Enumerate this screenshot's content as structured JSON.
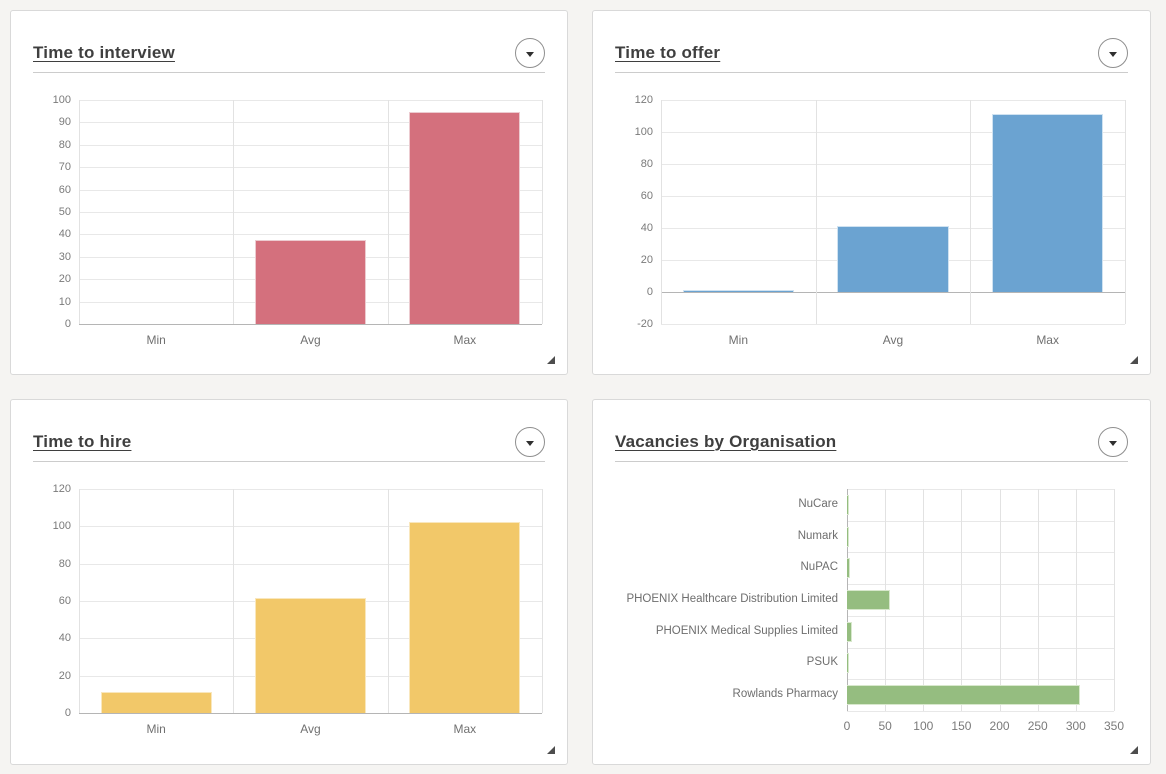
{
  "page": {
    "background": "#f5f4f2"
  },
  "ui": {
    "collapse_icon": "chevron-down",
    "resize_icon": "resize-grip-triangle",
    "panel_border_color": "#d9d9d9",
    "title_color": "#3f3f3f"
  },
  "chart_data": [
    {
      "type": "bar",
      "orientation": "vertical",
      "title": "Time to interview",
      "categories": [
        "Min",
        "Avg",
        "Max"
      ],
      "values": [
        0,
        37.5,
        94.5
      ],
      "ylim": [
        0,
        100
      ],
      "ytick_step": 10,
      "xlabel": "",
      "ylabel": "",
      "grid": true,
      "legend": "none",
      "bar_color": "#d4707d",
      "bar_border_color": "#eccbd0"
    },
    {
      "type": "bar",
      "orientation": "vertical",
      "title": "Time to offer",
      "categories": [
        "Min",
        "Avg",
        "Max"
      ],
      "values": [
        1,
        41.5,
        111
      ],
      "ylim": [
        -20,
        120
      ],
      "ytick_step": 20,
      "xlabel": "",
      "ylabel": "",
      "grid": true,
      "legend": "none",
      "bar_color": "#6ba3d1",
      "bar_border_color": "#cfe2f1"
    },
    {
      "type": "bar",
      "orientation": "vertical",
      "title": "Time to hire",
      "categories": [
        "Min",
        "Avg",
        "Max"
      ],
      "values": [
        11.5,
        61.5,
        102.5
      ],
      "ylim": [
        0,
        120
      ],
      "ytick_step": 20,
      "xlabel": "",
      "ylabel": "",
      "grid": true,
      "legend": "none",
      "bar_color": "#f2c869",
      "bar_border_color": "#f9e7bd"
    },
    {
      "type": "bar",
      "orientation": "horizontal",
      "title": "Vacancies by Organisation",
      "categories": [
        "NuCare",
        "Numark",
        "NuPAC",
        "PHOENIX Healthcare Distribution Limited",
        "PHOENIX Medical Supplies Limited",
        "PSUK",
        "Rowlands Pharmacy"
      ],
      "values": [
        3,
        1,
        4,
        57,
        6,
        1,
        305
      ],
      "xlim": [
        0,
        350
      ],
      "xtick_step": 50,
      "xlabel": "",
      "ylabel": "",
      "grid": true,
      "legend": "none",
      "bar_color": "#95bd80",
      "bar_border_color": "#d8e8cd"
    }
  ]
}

• **STATED EXERCISE**
Repeat everything in the records precisely. Images are excluded from the copy.

• **REPLY**
Enumerate this screenshot's content as structured JSON.
{
  "page": {
    "background": "#f5f4f2"
  },
  "ui": {
    "collapse_icon": "chevron-down",
    "resize_icon": "resize-grip-triangle",
    "panel_border_color": "#d9d9d9",
    "title_color": "#3f3f3f"
  },
  "chart_data": [
    {
      "type": "bar",
      "orientation": "vertical",
      "title": "Time to interview",
      "categories": [
        "Min",
        "Avg",
        "Max"
      ],
      "values": [
        0,
        37.5,
        94.5
      ],
      "ylim": [
        0,
        100
      ],
      "ytick_step": 10,
      "xlabel": "",
      "ylabel": "",
      "grid": true,
      "legend": "none",
      "bar_color": "#d4707d",
      "bar_border_color": "#eccbd0"
    },
    {
      "type": "bar",
      "orientation": "vertical",
      "title": "Time to offer",
      "categories": [
        "Min",
        "Avg",
        "Max"
      ],
      "values": [
        1,
        41.5,
        111
      ],
      "ylim": [
        -20,
        120
      ],
      "ytick_step": 20,
      "xlabel": "",
      "ylabel": "",
      "grid": true,
      "legend": "none",
      "bar_color": "#6ba3d1",
      "bar_border_color": "#cfe2f1"
    },
    {
      "type": "bar",
      "orientation": "vertical",
      "title": "Time to hire",
      "categories": [
        "Min",
        "Avg",
        "Max"
      ],
      "values": [
        11.5,
        61.5,
        102.5
      ],
      "ylim": [
        0,
        120
      ],
      "ytick_step": 20,
      "xlabel": "",
      "ylabel": "",
      "grid": true,
      "legend": "none",
      "bar_color": "#f2c869",
      "bar_border_color": "#f9e7bd"
    },
    {
      "type": "bar",
      "orientation": "horizontal",
      "title": "Vacancies by Organisation",
      "categories": [
        "NuCare",
        "Numark",
        "NuPAC",
        "PHOENIX Healthcare Distribution Limited",
        "PHOENIX Medical Supplies Limited",
        "PSUK",
        "Rowlands Pharmacy"
      ],
      "values": [
        3,
        1,
        4,
        57,
        6,
        1,
        305
      ],
      "xlim": [
        0,
        350
      ],
      "xtick_step": 50,
      "xlabel": "",
      "ylabel": "",
      "grid": true,
      "legend": "none",
      "bar_color": "#95bd80",
      "bar_border_color": "#d8e8cd"
    }
  ]
}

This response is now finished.